→ Challenge: Reproduce the stretch of rows from the line containing "y-axis-subscript: qent — [67, 569, 123, 655]" through the line containing "x-tick-label: 80 — [593, 953, 649, 1009]", both included, word for word. Output only those lines.

→ Data to use:
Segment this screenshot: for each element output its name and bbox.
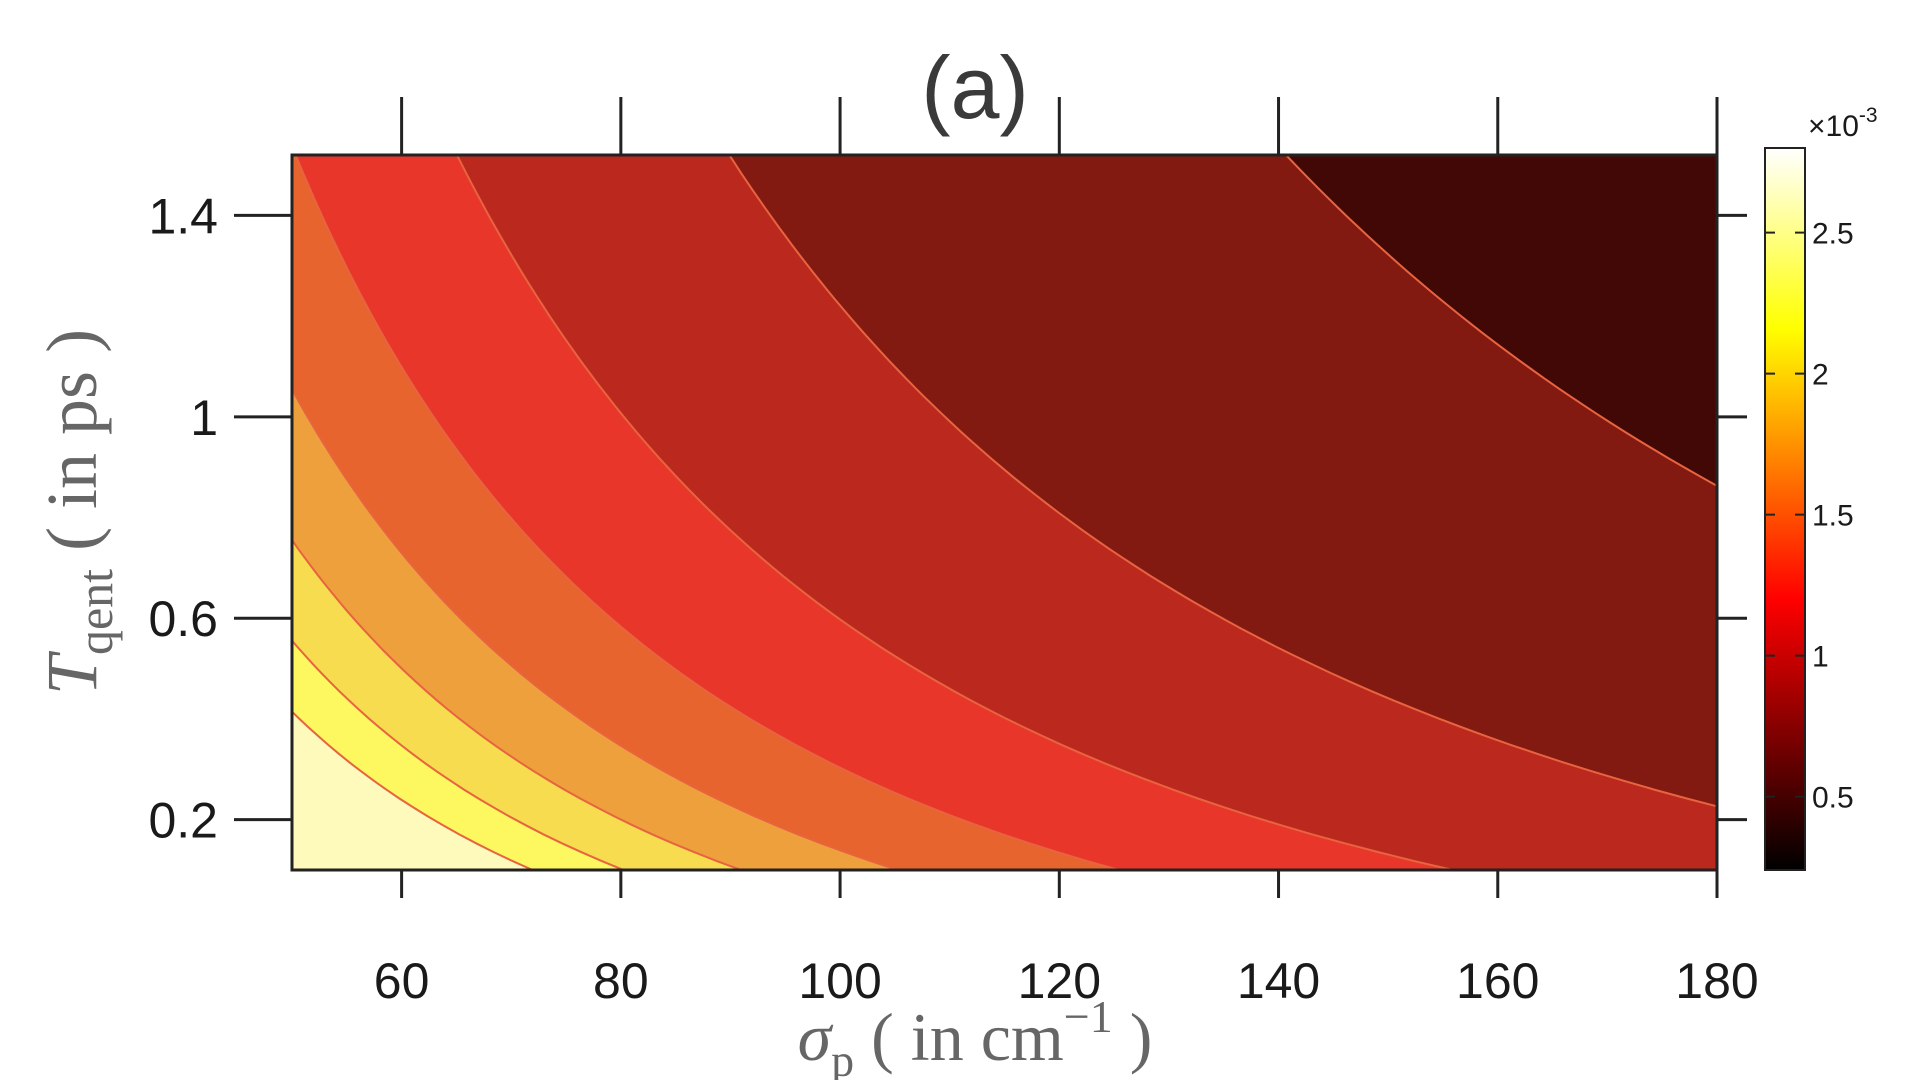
y-axis-subscript: qent — [67, 569, 123, 655]
y-tick-label: 1 — [190, 390, 218, 446]
contour-line — [292, 538, 742, 870]
colorbar-tick-label: 0.5 — [1812, 782, 1854, 815]
x-axis-subscript: p — [831, 1035, 854, 1080]
x-tick-label: 80 — [593, 953, 649, 1009]
colorbar-tick-label: 1 — [1812, 641, 1829, 674]
colorbar: 0.5 1 1.5 2 2.5 ×10-3 — [1764, 104, 1878, 871]
x-tick-label: 160 — [1456, 953, 1539, 1009]
contour-line — [292, 387, 899, 870]
contour-line — [292, 639, 624, 870]
y-axis-symbol: T — [32, 650, 112, 695]
x-tick-label: 140 — [1237, 953, 1320, 1009]
colorbar-multiplier: ×10-3 — [1808, 104, 1878, 143]
y-axis: 0.2 0.6 1 1.4 — [148, 188, 1747, 849]
colorbar-ticks: 0.5 1 1.5 2 2.5 — [1765, 218, 1854, 815]
contour-line — [1285, 155, 1717, 487]
x-axis-open: ( in cm — [871, 999, 1064, 1075]
y-axis-label: Tqent ( in ps ) — [32, 329, 123, 695]
colorbar-tick-label: 2.5 — [1812, 218, 1854, 251]
contour-line — [728, 155, 1717, 808]
colorbar-tick-label: 1.5 — [1812, 500, 1854, 533]
y-tick-label: 1.4 — [148, 188, 218, 244]
x-axis-superscript: −1 — [1064, 991, 1113, 1042]
contour-line — [294, 155, 1120, 870]
plot-frame — [290, 153, 1719, 872]
x-tick-label: 100 — [798, 953, 881, 1009]
x-tick-label: 60 — [374, 953, 430, 1009]
y-tick-label: 0.2 — [148, 793, 218, 849]
contour-plot-area — [292, 155, 1717, 870]
colorbar-tick-label: 2 — [1812, 359, 1829, 392]
y-axis-unit: ( in ps ) — [32, 329, 112, 551]
x-axis-close: ) — [1113, 999, 1153, 1075]
contour-band — [292, 711, 533, 870]
x-axis: 60 80 100 120 140 160 180 — [374, 97, 1759, 1009]
x-tick-label: 120 — [1018, 953, 1101, 1009]
chart-title: (a) — [921, 38, 1029, 137]
y-tick-label: 0.6 — [148, 591, 218, 647]
contour-line — [456, 155, 1454, 870]
colorbar-gradient — [1764, 147, 1806, 871]
x-axis-label: σp ( in cm−1 ) — [798, 991, 1153, 1080]
x-axis-symbol: σ — [798, 999, 834, 1075]
contour-line — [292, 710, 534, 870]
x-tick-label: 180 — [1675, 953, 1758, 1009]
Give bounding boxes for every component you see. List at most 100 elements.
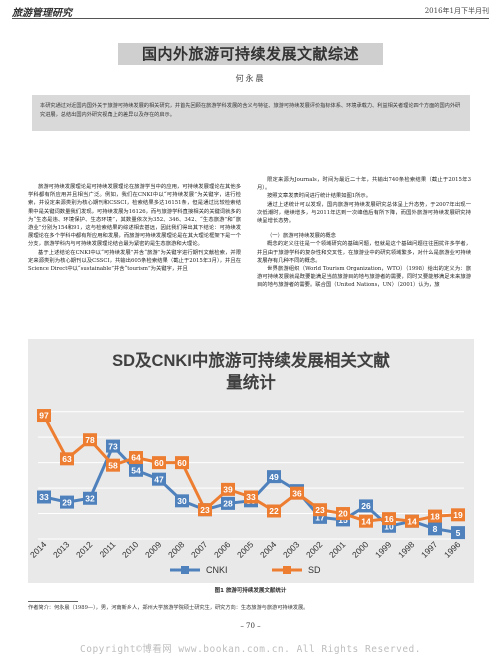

→ In response:
y-axis-subscript: qent — [67, 569, 123, 655]
y-tick-label: 1 — [190, 390, 218, 446]
contour-line — [292, 538, 742, 870]
colorbar-tick-label: 0.5 — [1812, 782, 1854, 815]
x-axis-subscript: p — [831, 1035, 854, 1080]
x-tick-label: 80 — [593, 953, 649, 1009]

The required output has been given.